*PROBLEM DESCRIPTION:* Copy all of the material exactly. Pictures are not to appear in the copy.

Dataset records:
>> START

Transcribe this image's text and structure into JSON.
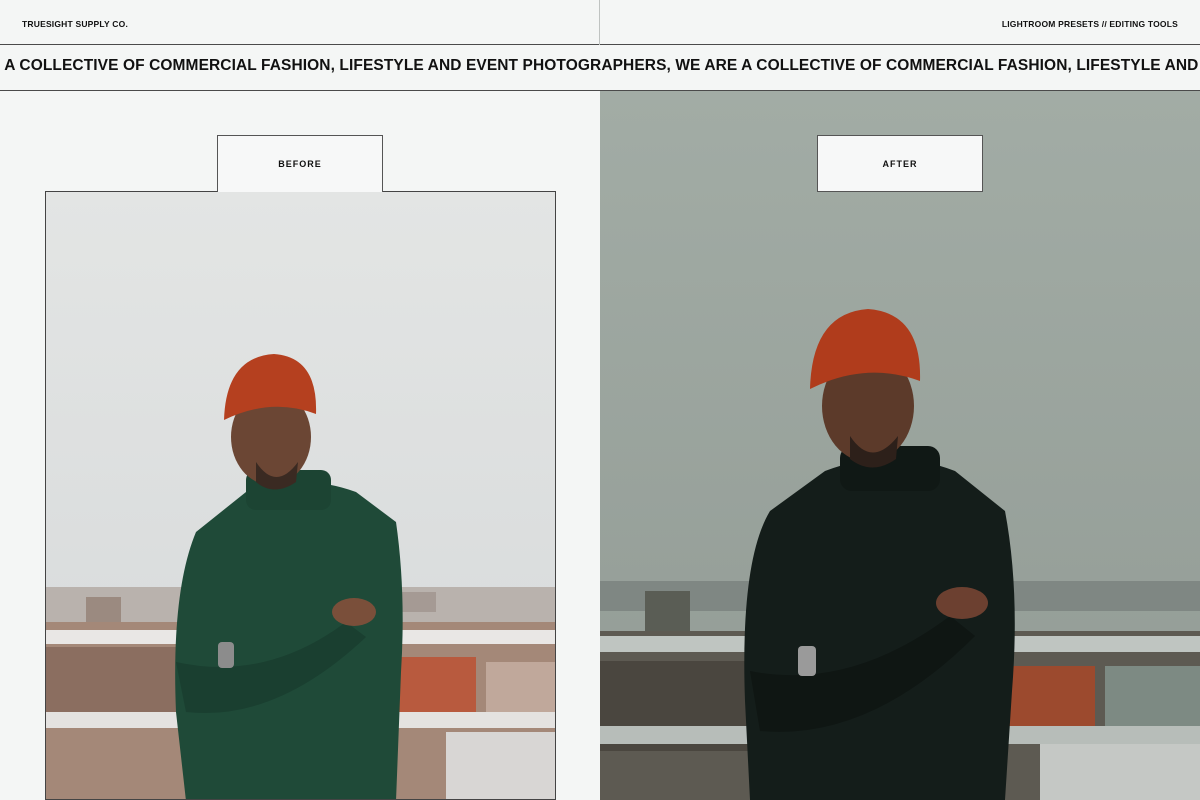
{
  "header": {
    "brand": "TRUESIGHT SUPPLY CO.",
    "tools": "LIGHTROOM PRESETS // EDITING TOOLS"
  },
  "ticker": {
    "text": "E A COLLECTIVE OF COMMERCIAL FASHION, LIFESTYLE AND EVENT PHOTOGRAPHERS, WE ARE A COLLECTIVE OF COMMERCIAL FASHION, LIFESTYLE AND EVENT PHOTOGRAPHERS"
  },
  "panels": {
    "before_label": "BEFORE",
    "after_label": "AFTER"
  },
  "colors": {
    "before_sky": "#dfe1e1",
    "after_sky": "#9ba59e",
    "beanie": "#b5401f",
    "sweater_before": "#1f4a38",
    "sweater_after": "#141d1a"
  }
}
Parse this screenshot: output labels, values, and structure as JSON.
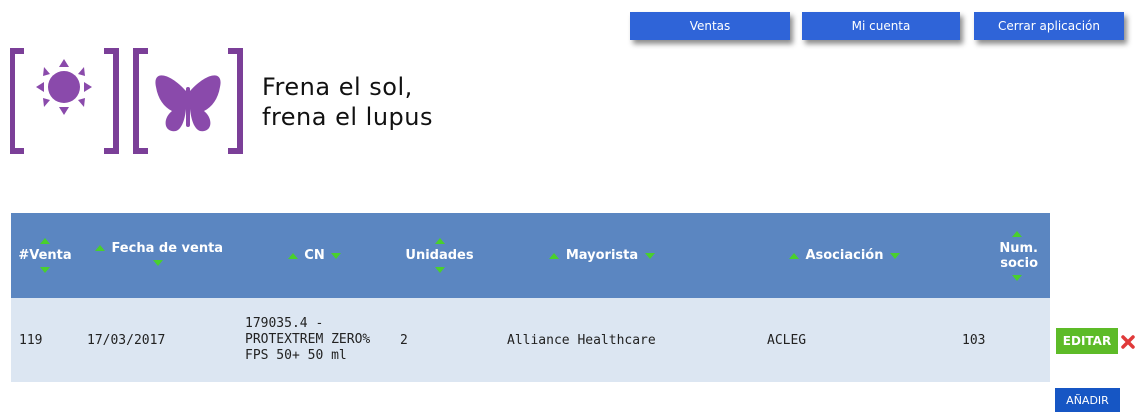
{
  "nav": {
    "sales_label": "Ventas",
    "account_label": "Mi cuenta",
    "logout_label": "Cerrar aplicación"
  },
  "brand": {
    "tagline_line1": "Frena el sol,",
    "tagline_line2": "frena el lupus",
    "colors": {
      "bracket": "#7b3f98",
      "sun": "#8a4aab",
      "butterfly": "#8a4aab"
    }
  },
  "table": {
    "headers": {
      "venta": "#Venta",
      "fecha": "Fecha de venta",
      "cn": "CN",
      "unidades": "Unidades",
      "mayorista": "Mayorista",
      "asociacion": "Asociación",
      "num_socio_1": "Num.",
      "num_socio_2": "socio"
    },
    "rows": [
      {
        "venta": "119",
        "fecha": "17/03/2017",
        "cn": "179035.4 - PROTEXTREM ZERO% FPS 50+ 50 ml",
        "unidades": "2",
        "mayorista": "Alliance Healthcare",
        "asociacion": "ACLEG",
        "num_socio": "103"
      }
    ]
  },
  "actions": {
    "edit_label": "EDITAR",
    "add_label": "AÑADIR"
  },
  "icons": {
    "sort": "sort-arrow-icon",
    "delete": "delete-x-icon"
  },
  "colors": {
    "header_bg": "#5b86c1",
    "row_bg": "#dce6f2",
    "nav_bg": "#2f64d8",
    "edit_bg": "#5dbb28",
    "delete": "#e03a3a",
    "sort_arrow": "#49d02c"
  }
}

>> END

*TASK SOLUTION:*
Transcribe this image's text and structure into JSON.
{
  "header": {
    "brand": "TRUESIGHT SUPPLY CO.",
    "tools": "LIGHTROOM PRESETS // EDITING TOOLS"
  },
  "ticker": {
    "text": "E A COLLECTIVE OF COMMERCIAL FASHION, LIFESTYLE AND EVENT PHOTOGRAPHERS, WE ARE A COLLECTIVE OF COMMERCIAL FASHION, LIFESTYLE AND EVENT PHOTOGRAPHERS"
  },
  "panels": {
    "before_label": "BEFORE",
    "after_label": "AFTER"
  },
  "colors": {
    "before_sky": "#dfe1e1",
    "after_sky": "#9ba59e",
    "beanie": "#b5401f",
    "sweater_before": "#1f4a38",
    "sweater_after": "#141d1a"
  }
}
Parse this screenshot: output labels, values, and structure as JSON.
{
  "nav": {
    "sales_label": "Ventas",
    "account_label": "Mi cuenta",
    "logout_label": "Cerrar aplicación"
  },
  "brand": {
    "tagline_line1": "Frena el sol,",
    "tagline_line2": "frena el lupus",
    "colors": {
      "bracket": "#7b3f98",
      "sun": "#8a4aab",
      "butterfly": "#8a4aab"
    }
  },
  "table": {
    "headers": {
      "venta": "#Venta",
      "fecha": "Fecha de venta",
      "cn": "CN",
      "unidades": "Unidades",
      "mayorista": "Mayorista",
      "asociacion": "Asociación",
      "num_socio_1": "Num.",
      "num_socio_2": "socio"
    },
    "rows": [
      {
        "venta": "119",
        "fecha": "17/03/2017",
        "cn": "179035.4 - PROTEXTREM ZERO% FPS 50+ 50 ml",
        "unidades": "2",
        "mayorista": "Alliance Healthcare",
        "asociacion": "ACLEG",
        "num_socio": "103"
      }
    ]
  },
  "actions": {
    "edit_label": "EDITAR",
    "add_label": "AÑADIR"
  },
  "icons": {
    "sort": "sort-arrow-icon",
    "delete": "delete-x-icon"
  },
  "colors": {
    "header_bg": "#5b86c1",
    "row_bg": "#dce6f2",
    "nav_bg": "#2f64d8",
    "edit_bg": "#5dbb28",
    "delete": "#e03a3a",
    "sort_arrow": "#49d02c"
  }
}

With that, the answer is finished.